[Saved entries]
◆ ◆ ◆ ◆ ◆ ◆ ◆
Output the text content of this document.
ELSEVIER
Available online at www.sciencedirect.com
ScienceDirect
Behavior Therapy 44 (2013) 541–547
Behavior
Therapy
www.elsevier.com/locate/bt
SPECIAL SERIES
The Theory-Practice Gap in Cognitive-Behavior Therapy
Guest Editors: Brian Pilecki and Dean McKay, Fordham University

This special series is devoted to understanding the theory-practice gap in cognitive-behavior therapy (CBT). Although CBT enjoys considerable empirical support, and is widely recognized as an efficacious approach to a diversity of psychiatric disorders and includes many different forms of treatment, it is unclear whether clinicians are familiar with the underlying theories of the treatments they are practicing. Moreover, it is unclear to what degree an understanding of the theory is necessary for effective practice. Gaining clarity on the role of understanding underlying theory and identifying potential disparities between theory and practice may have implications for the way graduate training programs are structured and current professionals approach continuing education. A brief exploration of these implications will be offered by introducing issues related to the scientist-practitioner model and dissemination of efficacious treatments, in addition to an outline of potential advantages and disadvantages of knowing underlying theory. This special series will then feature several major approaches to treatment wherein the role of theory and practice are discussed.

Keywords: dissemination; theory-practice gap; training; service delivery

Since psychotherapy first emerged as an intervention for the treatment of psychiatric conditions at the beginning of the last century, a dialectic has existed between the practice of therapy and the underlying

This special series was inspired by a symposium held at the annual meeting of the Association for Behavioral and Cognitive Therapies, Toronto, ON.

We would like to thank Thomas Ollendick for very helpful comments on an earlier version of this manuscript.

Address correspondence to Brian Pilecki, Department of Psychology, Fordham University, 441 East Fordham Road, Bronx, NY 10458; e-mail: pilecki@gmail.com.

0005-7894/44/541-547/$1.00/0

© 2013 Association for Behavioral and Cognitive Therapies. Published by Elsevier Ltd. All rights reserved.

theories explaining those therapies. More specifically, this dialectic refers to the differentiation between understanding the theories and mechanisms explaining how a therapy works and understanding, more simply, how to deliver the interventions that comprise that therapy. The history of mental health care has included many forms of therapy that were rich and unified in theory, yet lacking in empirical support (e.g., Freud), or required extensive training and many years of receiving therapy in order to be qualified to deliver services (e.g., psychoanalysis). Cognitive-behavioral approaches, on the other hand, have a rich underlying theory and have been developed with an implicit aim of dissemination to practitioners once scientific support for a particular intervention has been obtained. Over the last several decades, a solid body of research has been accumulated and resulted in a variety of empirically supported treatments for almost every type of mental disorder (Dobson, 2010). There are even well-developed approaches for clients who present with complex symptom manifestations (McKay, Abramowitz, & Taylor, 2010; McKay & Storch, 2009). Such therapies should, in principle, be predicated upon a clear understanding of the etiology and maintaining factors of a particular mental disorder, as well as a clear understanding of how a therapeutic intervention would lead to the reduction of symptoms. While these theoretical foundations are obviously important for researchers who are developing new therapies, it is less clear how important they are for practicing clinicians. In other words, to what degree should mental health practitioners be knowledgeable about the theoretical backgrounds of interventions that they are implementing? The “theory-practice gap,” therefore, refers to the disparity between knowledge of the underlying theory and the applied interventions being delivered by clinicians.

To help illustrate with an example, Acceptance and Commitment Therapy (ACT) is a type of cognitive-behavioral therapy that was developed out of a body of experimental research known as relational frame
◆ ◆ ◆ ◆ ◆ ◆ ◆
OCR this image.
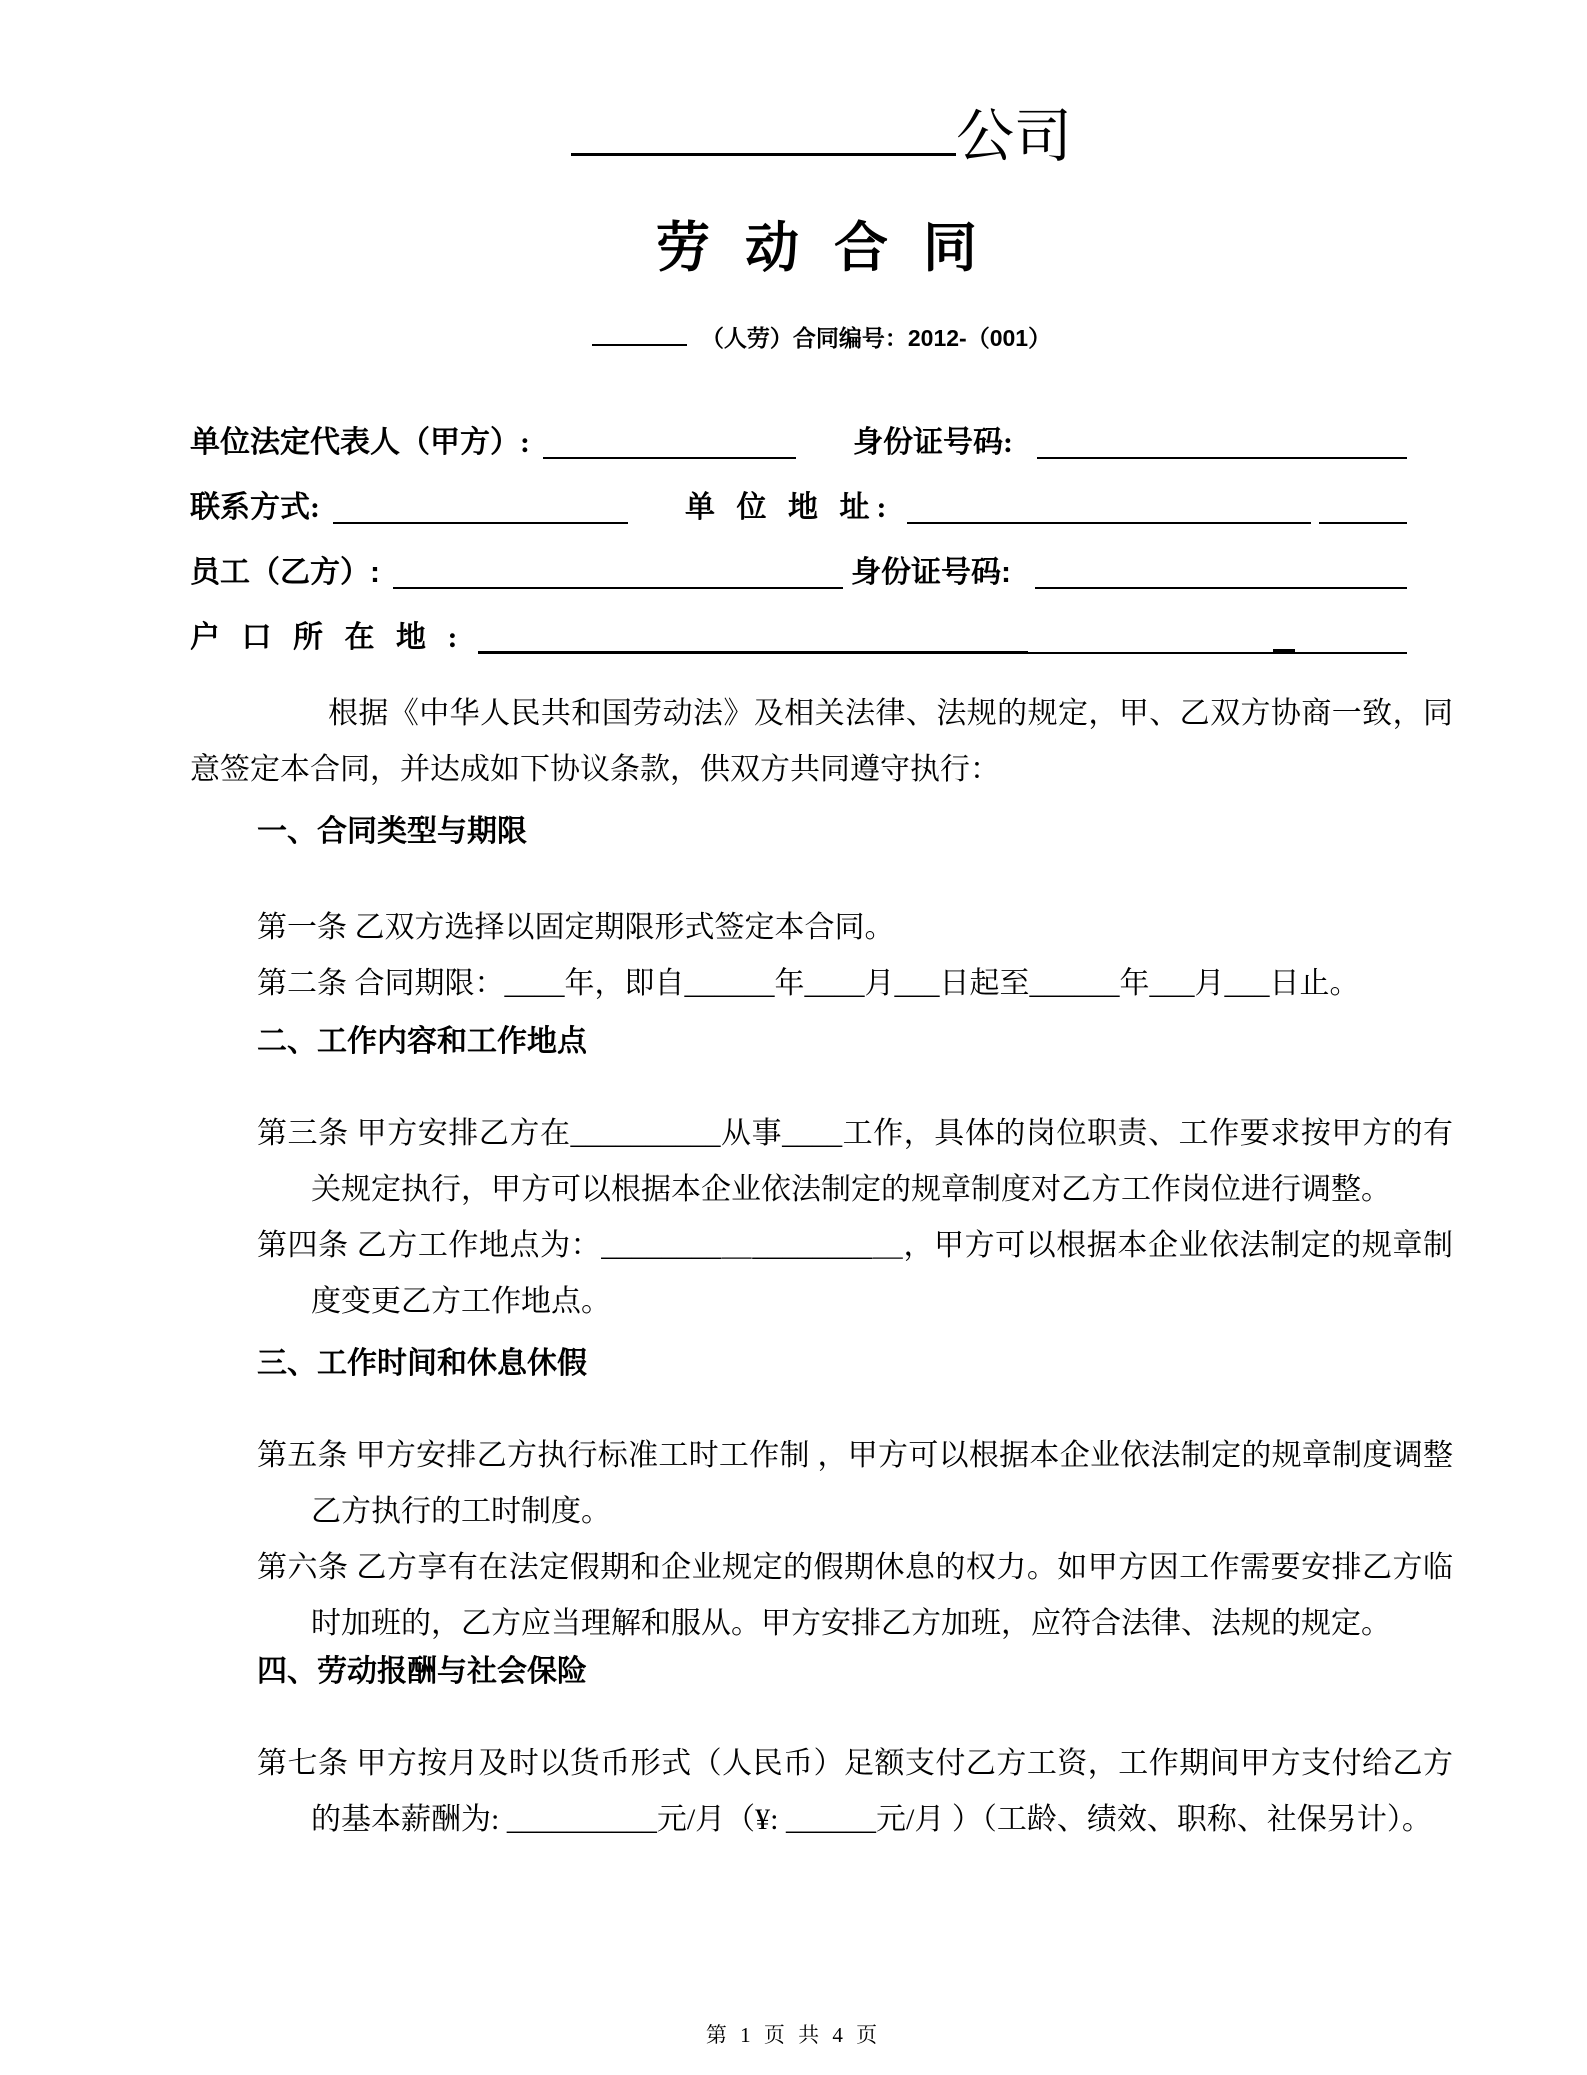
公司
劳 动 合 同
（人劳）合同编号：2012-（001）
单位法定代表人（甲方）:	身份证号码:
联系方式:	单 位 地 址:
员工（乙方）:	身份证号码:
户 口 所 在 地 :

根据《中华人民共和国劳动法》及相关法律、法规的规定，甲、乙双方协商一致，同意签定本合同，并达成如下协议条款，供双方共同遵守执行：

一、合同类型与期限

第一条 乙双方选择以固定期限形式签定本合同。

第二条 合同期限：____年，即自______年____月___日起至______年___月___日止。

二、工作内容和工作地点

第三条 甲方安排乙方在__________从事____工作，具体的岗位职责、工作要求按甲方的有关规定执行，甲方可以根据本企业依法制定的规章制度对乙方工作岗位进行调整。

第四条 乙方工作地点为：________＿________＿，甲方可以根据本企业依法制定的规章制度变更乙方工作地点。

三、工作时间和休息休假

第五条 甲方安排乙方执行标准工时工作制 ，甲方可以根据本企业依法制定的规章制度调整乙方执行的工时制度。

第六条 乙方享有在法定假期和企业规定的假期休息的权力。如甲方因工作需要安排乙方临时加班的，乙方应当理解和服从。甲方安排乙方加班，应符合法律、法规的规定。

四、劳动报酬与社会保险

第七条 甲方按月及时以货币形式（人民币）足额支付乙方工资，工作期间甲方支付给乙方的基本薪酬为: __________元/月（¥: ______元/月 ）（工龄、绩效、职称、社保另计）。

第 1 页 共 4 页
◆ ◆ ◆ ◆ ◆ ◆ ◆
* **AIM**
Sift the material for lines with the string "McKay". Copy each one found.

* **WRITTEN RESPONSE**
Guest Editors: Brian Pilecki and Dean McKay, Fordham University
theories explaining those therapies. More specifically, this dialectic refers to the differentiation between understanding the theories and mechanisms explaining how a therapy works and understanding, more simply, how to deliver the interventions that comprise that therapy. The history of mental health care has included many forms of therapy that were rich and unified in theory, yet lacking in empirical support (e.g., Freud), or required extensive training and many years of receiving therapy in order to be qualified to deliver services (e.g., psychoanalysis). Cognitive-behavioral approaches, on the other hand, have a rich underlying theory and have been developed with an implicit aim of dissemination to practitioners once scientific support for a particular intervention has been obtained. Over the last several decades, a solid body of research has been accumulated and resulted in a variety of empirically supported treatments for almost every type of mental disorder (Dobson, 2010). There are even well-developed approaches for clients who present with complex symptom manifestations (McKay, Abramowitz, & Taylor, 2010; McKay & Storch, 2009). Such therapies should, in principle, be predicated upon a clear understanding of the etiology and maintaining factors of a particular mental disorder, as well as a clear understanding of how a therapeutic intervention would lead to the reduction of symptoms. While these theoretical foundations are obviously important for researchers who are developing new therapies, it is less clear how important they are for practicing clinicians. In other words, to what degree should mental health practitioners be knowledgeable about the theoretical backgrounds of interventions that they are implementing? The “theory-practice gap,” therefore, refers to the disparity between knowledge of the underlying theory and the applied interventions being delivered by clinicians.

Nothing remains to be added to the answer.